RECORDS FOR THIS EXERCISE:
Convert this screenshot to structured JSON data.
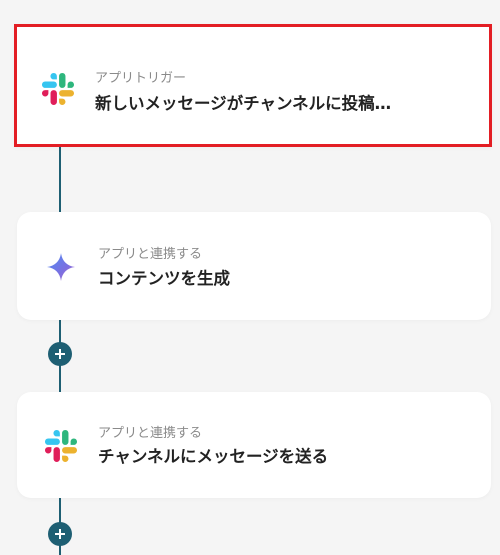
{
  "steps": [
    {
      "caption": "アプリトリガー",
      "title": "新しいメッセージがチャンネルに投稿…",
      "icon": "slack-icon",
      "selected": true
    },
    {
      "caption": "アプリと連携する",
      "title": "コンテンツを生成",
      "icon": "gemini-sparkle-icon",
      "selected": false
    },
    {
      "caption": "アプリと連携する",
      "title": "チャンネルにメッセージを送る",
      "icon": "slack-icon",
      "selected": false
    }
  ],
  "colors": {
    "connector": "#1e5f73",
    "highlight": "#e31e24",
    "background": "#f5f5f5",
    "card": "#ffffff"
  },
  "icons": {
    "add": "plus-icon"
  }
}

AIM OF THE TASK: The pictures should not be reproduced; quote all of the other material exactly.

WRITTEN SOLUTION:
Convert this screenshot to structured JSON data.
{
  "steps": [
    {
      "caption": "アプリトリガー",
      "title": "新しいメッセージがチャンネルに投稿…",
      "icon": "slack-icon",
      "selected": true
    },
    {
      "caption": "アプリと連携する",
      "title": "コンテンツを生成",
      "icon": "gemini-sparkle-icon",
      "selected": false
    },
    {
      "caption": "アプリと連携する",
      "title": "チャンネルにメッセージを送る",
      "icon": "slack-icon",
      "selected": false
    }
  ],
  "colors": {
    "connector": "#1e5f73",
    "highlight": "#e31e24",
    "background": "#f5f5f5",
    "card": "#ffffff"
  },
  "icons": {
    "add": "plus-icon"
  }
}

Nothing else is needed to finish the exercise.